#### TASK DATA

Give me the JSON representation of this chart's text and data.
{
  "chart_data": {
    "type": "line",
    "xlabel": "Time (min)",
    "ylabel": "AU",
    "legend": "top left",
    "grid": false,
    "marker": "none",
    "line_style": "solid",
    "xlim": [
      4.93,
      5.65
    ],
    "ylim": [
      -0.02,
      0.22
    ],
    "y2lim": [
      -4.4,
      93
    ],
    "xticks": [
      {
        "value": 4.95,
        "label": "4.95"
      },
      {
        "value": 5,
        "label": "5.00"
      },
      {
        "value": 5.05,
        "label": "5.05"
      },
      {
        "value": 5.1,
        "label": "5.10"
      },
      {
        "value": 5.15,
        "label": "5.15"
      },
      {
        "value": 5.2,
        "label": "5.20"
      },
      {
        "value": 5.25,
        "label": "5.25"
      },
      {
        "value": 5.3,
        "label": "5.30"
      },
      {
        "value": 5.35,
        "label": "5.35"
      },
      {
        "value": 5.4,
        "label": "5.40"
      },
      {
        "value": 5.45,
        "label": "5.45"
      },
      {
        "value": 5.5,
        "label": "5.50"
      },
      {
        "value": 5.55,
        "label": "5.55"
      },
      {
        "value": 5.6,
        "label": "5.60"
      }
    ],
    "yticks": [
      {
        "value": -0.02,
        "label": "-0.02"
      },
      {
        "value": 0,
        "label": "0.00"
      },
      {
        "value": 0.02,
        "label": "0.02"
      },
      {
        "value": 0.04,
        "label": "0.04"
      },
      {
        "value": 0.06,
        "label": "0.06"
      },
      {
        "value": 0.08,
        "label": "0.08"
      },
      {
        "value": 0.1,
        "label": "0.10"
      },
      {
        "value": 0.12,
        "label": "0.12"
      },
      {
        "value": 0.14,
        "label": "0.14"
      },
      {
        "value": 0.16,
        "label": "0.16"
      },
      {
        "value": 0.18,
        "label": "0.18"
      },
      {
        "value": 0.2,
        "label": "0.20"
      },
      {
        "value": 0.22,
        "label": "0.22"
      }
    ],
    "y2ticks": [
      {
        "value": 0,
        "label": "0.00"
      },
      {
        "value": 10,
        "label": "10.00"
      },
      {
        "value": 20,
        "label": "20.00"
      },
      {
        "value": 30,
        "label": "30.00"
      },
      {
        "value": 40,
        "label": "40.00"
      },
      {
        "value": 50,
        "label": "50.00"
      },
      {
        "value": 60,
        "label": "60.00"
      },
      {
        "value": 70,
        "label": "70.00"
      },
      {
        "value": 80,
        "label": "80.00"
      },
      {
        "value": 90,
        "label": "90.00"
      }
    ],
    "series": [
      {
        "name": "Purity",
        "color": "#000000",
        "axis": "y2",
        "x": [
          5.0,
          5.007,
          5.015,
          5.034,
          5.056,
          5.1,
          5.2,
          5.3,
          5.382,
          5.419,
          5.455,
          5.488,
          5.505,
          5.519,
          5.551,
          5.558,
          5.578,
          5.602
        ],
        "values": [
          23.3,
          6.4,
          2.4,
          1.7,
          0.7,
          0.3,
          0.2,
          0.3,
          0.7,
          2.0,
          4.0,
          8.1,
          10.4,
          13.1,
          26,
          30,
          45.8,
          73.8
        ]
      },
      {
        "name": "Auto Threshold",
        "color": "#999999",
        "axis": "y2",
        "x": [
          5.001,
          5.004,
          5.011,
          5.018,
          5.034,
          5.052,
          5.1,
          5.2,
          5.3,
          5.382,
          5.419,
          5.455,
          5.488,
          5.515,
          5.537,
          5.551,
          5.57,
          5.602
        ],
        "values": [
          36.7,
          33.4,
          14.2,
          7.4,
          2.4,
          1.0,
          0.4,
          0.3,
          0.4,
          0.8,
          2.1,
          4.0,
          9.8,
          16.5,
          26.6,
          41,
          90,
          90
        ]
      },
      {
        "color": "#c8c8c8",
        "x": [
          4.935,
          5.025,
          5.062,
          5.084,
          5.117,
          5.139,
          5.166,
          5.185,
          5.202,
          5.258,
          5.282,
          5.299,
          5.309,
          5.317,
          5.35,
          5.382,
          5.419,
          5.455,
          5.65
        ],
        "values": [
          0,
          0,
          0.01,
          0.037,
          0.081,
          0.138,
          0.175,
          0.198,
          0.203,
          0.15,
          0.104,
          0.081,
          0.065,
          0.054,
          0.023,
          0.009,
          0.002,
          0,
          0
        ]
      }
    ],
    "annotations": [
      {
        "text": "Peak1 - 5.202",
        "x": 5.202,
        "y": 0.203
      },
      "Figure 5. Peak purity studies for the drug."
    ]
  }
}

########
#### TASK DATA

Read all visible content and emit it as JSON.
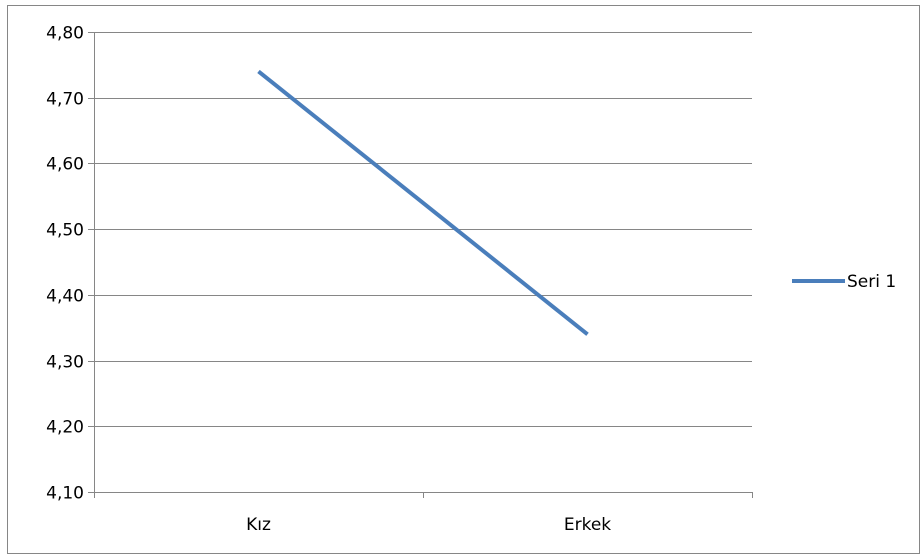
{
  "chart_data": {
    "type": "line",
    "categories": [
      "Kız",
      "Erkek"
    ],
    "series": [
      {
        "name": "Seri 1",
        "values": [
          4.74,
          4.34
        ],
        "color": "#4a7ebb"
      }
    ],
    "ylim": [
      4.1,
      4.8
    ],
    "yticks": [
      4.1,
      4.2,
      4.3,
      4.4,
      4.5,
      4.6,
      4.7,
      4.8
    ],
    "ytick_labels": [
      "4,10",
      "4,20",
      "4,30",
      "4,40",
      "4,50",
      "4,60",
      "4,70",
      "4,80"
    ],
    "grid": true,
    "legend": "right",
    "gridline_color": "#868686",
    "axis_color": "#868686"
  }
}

########

WORK TO COMPLETE:
In the entries above, find the lines containing the word "name" and say how many there are, with no other words.

EXERCISE SOLUTION:
3